提供文章:
┄┄┄┄┄┄┄┄┄┄

保存食を見直そう!その③「切り干し野菜編」

野菜は体によいものだと分かっているけれど、上手にとるのが難しい…生ものだから買ったら早く食べなきゃいけないけど、忙しいから毎日料理できるわけじゃないし…。
そんなときに便利なのが、ドライフルーツならぬドライベジタブル!
つまり「切り干し野菜」です。
日本の食卓を支えてきた存在でもある切り干し野菜、その力を見直してみて下さい☆

【大根以外でもできるんです

最もメジャーな切り干し野菜というと大根です。
ちょっとスーパーに買いに行けばまず手に入ります。
また、安価なのもポイントで、煮るだけではなく、炒め物などさまざまな料理に使えるので、節約にも貢献します。
そのうえ、栄養価も豊富!
大根の栄養がギュギュっと濃縮されているので、たくさん食べなくても補給源になってくれるのが嬉しいですね。
カルシウムや鉄のように、野菜だけではとるのが難しい栄養素も含まれているので、「食卓の救世主!?」といえるかも。

そんな素敵効果満載の切り干し大根。
でも、大根以外の野菜の干し物はあまり見かけないような…??
実は、根菜類はその多くが乾燥可能。
どうして大根以外の野菜が作られなくなったかというと、冷蔵庫が普及した現代、第一の目的だった保存性という役割がなくなったためだと考えられます。
とはいえ切り干し大根同様、干すことで栄養価が高まる上に、干し野菜ならではの風味も生まれます。
このほか、うま味や甘味が強くなり、生とは違った食感になるのも魅力です。
にんじんやゴボウなどの根菜は、干して乾燥させれば簡単に切り干し野菜ができあがりますよ☆
作り方は、晴れた日によく汚れを落とした野菜をザル(ゴミがつくのが気になる方は、ホームセンターなどでネットを購入してもOK)に並べて干せば、数日でからからになります。
天気のよい時期の昼間に集中して干し、夜は室内にしまいましょう。
なお、野菜の中に残っている水分量によって保存期間は異なり、セミドライの状態なら梅雨や真夏は冷蔵保存しましょう

【優秀だけど完璧じゃない】

切り干し野菜のデメリットを挙げるなら、干すことで損失してしまう栄養素もあることです。
特にビタミンCなどの水溶性ビタミンは干しているうちに蒸発して無くなってしまいます。
切り干し野菜は優れた食材ですが、「これだけ食べれば栄養は大丈夫!」ということでは無い点には注意が必要です。
失われやすい水溶性ビタミンの補給源として役立つのが、葉物野菜やフルーツです。
切り干し野菜とうまく合わせて、栄養バランスを整えてあげるとよいですね☆


【よりおいしく食べるために】

切り干し野菜は一般的に戻して使うものです。

┄┄┄┄┄┄┄┄┄┄

作業内容:
1. 切り干し野菜についての文章では、干しているうちに蒸発して無くなってしまう栄養素として何が挙げられていますか?
2. 切り干し野菜についての文章を、最後の文の続きから書き進めてください。

レイアウトデータセットのエントリ:
┄┄┄┄┄┄┄┄┄┄

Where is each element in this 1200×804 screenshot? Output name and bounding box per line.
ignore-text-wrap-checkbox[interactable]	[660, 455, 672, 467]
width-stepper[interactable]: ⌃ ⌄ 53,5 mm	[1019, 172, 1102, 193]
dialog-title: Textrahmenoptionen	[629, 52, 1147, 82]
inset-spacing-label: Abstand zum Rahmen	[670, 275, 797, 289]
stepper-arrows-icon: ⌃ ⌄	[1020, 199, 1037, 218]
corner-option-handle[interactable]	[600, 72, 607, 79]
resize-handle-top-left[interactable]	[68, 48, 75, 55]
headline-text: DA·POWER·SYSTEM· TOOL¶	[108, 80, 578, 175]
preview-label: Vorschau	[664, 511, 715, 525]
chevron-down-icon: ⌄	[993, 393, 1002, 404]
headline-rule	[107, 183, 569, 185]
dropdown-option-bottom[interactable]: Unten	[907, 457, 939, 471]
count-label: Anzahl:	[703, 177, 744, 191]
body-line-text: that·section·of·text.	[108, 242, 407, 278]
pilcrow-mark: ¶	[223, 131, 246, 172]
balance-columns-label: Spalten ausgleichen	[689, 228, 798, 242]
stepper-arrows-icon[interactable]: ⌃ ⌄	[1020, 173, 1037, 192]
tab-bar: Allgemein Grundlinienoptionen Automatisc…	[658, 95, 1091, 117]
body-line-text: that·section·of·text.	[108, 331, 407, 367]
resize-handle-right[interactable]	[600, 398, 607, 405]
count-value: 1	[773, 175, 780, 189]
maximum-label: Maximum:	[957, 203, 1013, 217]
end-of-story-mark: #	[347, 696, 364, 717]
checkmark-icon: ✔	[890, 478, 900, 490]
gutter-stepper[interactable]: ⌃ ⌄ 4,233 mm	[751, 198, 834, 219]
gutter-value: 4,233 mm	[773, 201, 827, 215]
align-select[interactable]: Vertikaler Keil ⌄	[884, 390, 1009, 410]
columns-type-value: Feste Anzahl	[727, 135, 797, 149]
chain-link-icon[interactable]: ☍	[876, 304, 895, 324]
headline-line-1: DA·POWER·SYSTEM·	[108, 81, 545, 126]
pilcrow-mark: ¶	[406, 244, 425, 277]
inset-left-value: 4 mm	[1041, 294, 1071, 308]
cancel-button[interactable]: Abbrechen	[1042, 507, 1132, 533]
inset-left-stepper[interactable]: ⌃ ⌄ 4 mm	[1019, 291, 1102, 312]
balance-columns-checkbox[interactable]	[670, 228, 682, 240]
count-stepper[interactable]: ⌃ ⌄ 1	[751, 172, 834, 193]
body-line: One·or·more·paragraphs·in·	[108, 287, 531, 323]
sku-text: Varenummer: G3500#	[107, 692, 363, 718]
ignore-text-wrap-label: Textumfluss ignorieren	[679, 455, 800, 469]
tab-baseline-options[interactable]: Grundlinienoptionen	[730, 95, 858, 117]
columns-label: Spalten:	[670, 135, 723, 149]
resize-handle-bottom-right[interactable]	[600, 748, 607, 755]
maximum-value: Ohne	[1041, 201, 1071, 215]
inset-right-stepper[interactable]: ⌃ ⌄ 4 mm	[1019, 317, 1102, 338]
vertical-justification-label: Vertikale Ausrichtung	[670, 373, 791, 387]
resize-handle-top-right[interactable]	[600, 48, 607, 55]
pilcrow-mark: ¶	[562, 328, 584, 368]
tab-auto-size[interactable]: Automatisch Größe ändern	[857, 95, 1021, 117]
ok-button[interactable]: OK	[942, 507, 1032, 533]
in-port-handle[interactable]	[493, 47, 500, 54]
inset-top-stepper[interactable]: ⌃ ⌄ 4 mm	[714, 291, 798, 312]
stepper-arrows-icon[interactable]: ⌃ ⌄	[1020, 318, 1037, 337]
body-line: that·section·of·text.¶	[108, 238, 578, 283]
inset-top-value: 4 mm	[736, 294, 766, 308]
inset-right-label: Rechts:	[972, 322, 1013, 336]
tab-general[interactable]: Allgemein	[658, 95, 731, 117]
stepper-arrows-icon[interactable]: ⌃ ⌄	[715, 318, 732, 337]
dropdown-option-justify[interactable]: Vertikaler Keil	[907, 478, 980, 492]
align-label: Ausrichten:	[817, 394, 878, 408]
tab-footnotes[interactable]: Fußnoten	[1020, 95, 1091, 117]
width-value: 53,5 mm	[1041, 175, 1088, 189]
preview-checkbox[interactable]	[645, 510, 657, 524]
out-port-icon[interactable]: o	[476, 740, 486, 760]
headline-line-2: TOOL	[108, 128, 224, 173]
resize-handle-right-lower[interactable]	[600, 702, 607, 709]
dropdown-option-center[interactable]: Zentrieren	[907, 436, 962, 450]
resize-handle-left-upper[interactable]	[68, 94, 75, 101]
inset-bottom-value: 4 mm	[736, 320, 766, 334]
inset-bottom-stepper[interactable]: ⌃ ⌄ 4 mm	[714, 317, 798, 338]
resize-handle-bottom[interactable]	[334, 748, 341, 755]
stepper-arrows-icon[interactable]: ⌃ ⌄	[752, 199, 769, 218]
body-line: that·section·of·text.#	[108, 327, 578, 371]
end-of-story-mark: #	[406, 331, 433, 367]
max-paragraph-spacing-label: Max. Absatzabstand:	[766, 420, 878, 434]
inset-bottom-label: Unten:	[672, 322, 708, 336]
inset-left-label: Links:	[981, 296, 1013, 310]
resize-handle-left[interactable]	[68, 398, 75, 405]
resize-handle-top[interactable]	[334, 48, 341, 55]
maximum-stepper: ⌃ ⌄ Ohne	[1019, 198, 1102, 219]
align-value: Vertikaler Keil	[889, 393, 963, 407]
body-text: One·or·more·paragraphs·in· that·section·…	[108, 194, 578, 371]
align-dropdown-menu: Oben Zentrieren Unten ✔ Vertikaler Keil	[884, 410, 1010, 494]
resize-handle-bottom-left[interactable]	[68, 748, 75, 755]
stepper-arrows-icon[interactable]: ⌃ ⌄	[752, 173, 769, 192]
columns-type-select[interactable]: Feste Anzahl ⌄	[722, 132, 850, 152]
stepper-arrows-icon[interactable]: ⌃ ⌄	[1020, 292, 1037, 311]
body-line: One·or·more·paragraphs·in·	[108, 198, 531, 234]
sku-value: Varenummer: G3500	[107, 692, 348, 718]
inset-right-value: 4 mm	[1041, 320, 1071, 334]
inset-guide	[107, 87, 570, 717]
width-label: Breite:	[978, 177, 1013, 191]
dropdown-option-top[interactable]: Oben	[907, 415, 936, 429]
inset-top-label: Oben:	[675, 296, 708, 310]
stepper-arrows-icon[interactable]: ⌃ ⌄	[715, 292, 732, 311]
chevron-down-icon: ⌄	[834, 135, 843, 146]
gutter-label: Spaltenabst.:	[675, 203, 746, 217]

┄┄┄┄┄┄┄┄┄┄

結果:
1. ビタミンCなどの水溶性ビタミンです。

2.
水に漬ければ戻せますが、ここで少し丁寧に準備をしてあげるとぐっと深みが増しておいしくなります。

ポイント① よくもみ洗いしよう!
外で天日干しをすることが多い切り干し野菜は、どうしても空気中の目に見えない細かいほこりや砂利がつきやすい食品です。
そのため、ただ水につけただけでは落としきれず、雑味を生む原因になってしまうことも…?
水につける前に、流水でしっかりもみ洗いをしてあげましょう!

ポイント② 戻し水はたっぷり!
しっかりもみ洗いするとふやけるので、「戻し用の水はあまりたくさん使わなくてもよさそうかな?」と自己判断してしまいがちです。
でも、過信は禁物!
乾物なので、戻すためにはたくさんの水が必要です。
あまり水分が少ないと食感にムラができてしまうので、お水はケチらない!のが大切です。

おいしく戻せた切り干し野菜の活用法としてオススメなのがみそ汁やすまし汁です。
時短レシピとしてはもちろん、 忙しくて時間の取れない朝食メニューとして特に役立ちます。

朝は忙しくて手の込んだ野菜料理なんか作れない…だけど、本当は栄養バランス良く食べたい。
そんなお悩みを持つ方にこそ、切り干し野菜は強い味方になってくれるのです☆

温めたお好みの出汁と味噌、そして水戻しした切り干し野菜があれば簡単に作れます。
この方法なら切りものの手間や洗い物も少なくでき、それでいて野菜もたくさん食べられますよ☆
朝に出汁をとるのが難しい方には、過去記事「冷蔵庫で一晩置くだけ!簡単水出汁で和食を楽しもう!」「知っているけど知らない!?昆布のひみつ」などをご参照いただきますと、簡単なお出汁の取り方がわかるのでこちらも要チェックです!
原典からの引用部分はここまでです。